Entries taken from a collection
————————

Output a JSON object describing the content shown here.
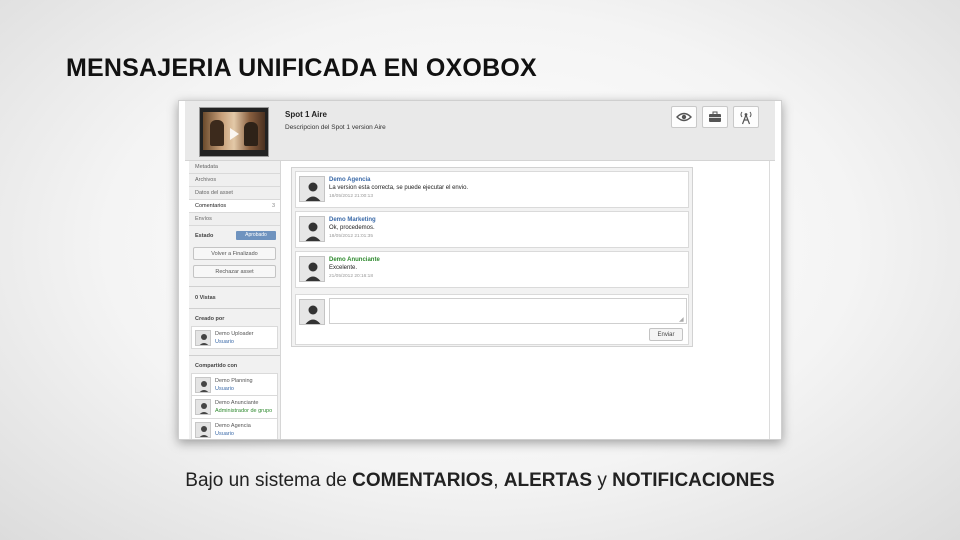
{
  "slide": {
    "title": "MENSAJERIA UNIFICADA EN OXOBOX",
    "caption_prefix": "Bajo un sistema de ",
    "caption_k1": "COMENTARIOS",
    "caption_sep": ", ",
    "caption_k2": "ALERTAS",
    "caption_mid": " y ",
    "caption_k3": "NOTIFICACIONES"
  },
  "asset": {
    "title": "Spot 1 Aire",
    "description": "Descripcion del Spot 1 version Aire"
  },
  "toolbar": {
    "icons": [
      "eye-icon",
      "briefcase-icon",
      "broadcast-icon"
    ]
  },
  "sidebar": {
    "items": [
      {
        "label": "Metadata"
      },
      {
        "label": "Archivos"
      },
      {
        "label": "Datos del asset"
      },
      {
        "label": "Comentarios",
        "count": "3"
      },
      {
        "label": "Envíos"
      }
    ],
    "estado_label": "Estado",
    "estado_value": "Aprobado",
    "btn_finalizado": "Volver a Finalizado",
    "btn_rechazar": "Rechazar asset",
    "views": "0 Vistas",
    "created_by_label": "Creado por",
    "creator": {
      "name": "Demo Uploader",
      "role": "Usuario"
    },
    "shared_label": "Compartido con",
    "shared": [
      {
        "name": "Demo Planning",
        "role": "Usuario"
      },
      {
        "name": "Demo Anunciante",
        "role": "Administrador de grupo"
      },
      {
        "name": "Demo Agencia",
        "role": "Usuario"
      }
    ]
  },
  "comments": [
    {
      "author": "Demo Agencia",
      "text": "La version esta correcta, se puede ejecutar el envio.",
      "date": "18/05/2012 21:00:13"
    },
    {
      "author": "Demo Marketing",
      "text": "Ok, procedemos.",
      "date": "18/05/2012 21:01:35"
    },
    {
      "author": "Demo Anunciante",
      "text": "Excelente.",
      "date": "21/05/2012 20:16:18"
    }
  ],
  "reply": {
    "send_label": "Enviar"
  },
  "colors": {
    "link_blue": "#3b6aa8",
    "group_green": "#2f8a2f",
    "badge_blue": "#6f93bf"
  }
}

————————

Task directions. Track down all lines above with the string "Agencia" and copy them.

Output.
        "name": "Demo Agencia",
      "author": "Demo Agencia",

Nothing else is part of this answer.